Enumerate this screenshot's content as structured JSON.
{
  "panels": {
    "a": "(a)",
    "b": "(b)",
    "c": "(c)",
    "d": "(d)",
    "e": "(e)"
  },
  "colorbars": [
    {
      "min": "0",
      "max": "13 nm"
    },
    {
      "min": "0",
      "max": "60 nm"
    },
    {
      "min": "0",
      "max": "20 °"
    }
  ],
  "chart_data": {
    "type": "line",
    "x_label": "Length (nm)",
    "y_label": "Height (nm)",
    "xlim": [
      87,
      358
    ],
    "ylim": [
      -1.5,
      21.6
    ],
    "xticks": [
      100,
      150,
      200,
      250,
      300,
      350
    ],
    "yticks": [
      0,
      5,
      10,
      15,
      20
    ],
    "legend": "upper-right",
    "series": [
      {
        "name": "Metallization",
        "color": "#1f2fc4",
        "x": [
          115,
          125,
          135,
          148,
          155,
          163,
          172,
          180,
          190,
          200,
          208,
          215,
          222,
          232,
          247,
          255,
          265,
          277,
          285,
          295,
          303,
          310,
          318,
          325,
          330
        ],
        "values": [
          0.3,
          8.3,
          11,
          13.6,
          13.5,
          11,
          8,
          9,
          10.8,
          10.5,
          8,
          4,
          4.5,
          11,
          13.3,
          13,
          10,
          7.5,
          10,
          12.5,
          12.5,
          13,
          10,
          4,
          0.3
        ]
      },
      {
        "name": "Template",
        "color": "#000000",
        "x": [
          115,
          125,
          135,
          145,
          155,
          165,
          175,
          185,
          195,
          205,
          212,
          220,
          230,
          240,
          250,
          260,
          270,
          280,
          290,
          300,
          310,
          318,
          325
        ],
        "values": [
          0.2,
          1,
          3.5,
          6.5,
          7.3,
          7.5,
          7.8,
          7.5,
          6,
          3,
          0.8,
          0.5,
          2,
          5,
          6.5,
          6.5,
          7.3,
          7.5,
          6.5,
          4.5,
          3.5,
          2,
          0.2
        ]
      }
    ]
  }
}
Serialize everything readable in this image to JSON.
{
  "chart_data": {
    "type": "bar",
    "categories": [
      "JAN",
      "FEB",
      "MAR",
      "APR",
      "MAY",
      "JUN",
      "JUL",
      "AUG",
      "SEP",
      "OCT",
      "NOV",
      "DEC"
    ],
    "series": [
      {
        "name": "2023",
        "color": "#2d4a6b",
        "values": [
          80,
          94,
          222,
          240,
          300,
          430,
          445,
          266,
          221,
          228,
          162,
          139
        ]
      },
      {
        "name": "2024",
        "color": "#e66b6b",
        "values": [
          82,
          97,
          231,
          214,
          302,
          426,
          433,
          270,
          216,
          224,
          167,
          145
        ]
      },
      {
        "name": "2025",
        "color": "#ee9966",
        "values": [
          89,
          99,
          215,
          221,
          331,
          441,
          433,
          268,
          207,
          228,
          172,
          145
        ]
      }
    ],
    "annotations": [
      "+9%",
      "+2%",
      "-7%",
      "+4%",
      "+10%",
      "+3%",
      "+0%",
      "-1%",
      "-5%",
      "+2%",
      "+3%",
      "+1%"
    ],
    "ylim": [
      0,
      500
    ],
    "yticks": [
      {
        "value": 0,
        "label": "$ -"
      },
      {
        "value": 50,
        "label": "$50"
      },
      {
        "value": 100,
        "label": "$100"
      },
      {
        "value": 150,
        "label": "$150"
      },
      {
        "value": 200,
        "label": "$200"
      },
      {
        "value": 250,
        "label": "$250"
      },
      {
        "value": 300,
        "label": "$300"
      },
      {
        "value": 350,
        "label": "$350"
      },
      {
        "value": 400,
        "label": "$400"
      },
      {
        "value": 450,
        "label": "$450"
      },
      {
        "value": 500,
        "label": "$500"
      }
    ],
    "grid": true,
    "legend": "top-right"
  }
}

***

GIVEN REQUEST>
Return each entry from the material above exactly as it appears.

THE REPLY>
Enumerate this screenshot's content as structured JSON.
{
  "panels": {
    "a": "(a)",
    "b": "(b)",
    "c": "(c)",
    "d": "(d)",
    "e": "(e)"
  },
  "colorbars": [
    {
      "min": "0",
      "max": "13 nm"
    },
    {
      "min": "0",
      "max": "60 nm"
    },
    {
      "min": "0",
      "max": "20 °"
    }
  ],
  "chart_data": {
    "type": "line",
    "x_label": "Length (nm)",
    "y_label": "Height (nm)",
    "xlim": [
      87,
      358
    ],
    "ylim": [
      -1.5,
      21.6
    ],
    "xticks": [
      100,
      150,
      200,
      250,
      300,
      350
    ],
    "yticks": [
      0,
      5,
      10,
      15,
      20
    ],
    "legend": "upper-right",
    "series": [
      {
        "name": "Metallization",
        "color": "#1f2fc4",
        "x": [
          115,
          125,
          135,
          148,
          155,
          163,
          172,
          180,
          190,
          200,
          208,
          215,
          222,
          232,
          247,
          255,
          265,
          277,
          285,
          295,
          303,
          310,
          318,
          325,
          330
        ],
        "values": [
          0.3,
          8.3,
          11,
          13.6,
          13.5,
          11,
          8,
          9,
          10.8,
          10.5,
          8,
          4,
          4.5,
          11,
          13.3,
          13,
          10,
          7.5,
          10,
          12.5,
          12.5,
          13,
          10,
          4,
          0.3
        ]
      },
      {
        "name": "Template",
        "color": "#000000",
        "x": [
          115,
          125,
          135,
          145,
          155,
          165,
          175,
          185,
          195,
          205,
          212,
          220,
          230,
          240,
          250,
          260,
          270,
          280,
          290,
          300,
          310,
          318,
          325
        ],
        "values": [
          0.2,
          1,
          3.5,
          6.5,
          7.3,
          7.5,
          7.8,
          7.5,
          6,
          3,
          0.8,
          0.5,
          2,
          5,
          6.5,
          6.5,
          7.3,
          7.5,
          6.5,
          4.5,
          3.5,
          2,
          0.2
        ]
      }
    ]
  }
}
Serialize everything readable in this image to JSON.
{
  "chart_data": {
    "type": "bar",
    "categories": [
      "JAN",
      "FEB",
      "MAR",
      "APR",
      "MAY",
      "JUN",
      "JUL",
      "AUG",
      "SEP",
      "OCT",
      "NOV",
      "DEC"
    ],
    "series": [
      {
        "name": "2023",
        "color": "#2d4a6b",
        "values": [
          80,
          94,
          222,
          240,
          300,
          430,
          445,
          266,
          221,
          228,
          162,
          139
        ]
      },
      {
        "name": "2024",
        "color": "#e66b6b",
        "values": [
          82,
          97,
          231,
          214,
          302,
          426,
          433,
          270,
          216,
          224,
          167,
          145
        ]
      },
      {
        "name": "2025",
        "color": "#ee9966",
        "values": [
          89,
          99,
          215,
          221,
          331,
          441,
          433,
          268,
          207,
          228,
          172,
          145
        ]
      }
    ],
    "annotations": [
      "+9%",
      "+2%",
      "-7%",
      "+4%",
      "+10%",
      "+3%",
      "+0%",
      "-1%",
      "-5%",
      "+2%",
      "+3%",
      "+1%"
    ],
    "ylim": [
      0,
      500
    ],
    "yticks": [
      {
        "value": 0,
        "label": "$ -"
      },
      {
        "value": 50,
        "label": "$50"
      },
      {
        "value": 100,
        "label": "$100"
      },
      {
        "value": 150,
        "label": "$150"
      },
      {
        "value": 200,
        "label": "$200"
      },
      {
        "value": 250,
        "label": "$250"
      },
      {
        "value": 300,
        "label": "$300"
      },
      {
        "value": 350,
        "label": "$350"
      },
      {
        "value": 400,
        "label": "$400"
      },
      {
        "value": 450,
        "label": "$450"
      },
      {
        "value": 500,
        "label": "$500"
      }
    ],
    "grid": true,
    "legend": "top-right"
  }
}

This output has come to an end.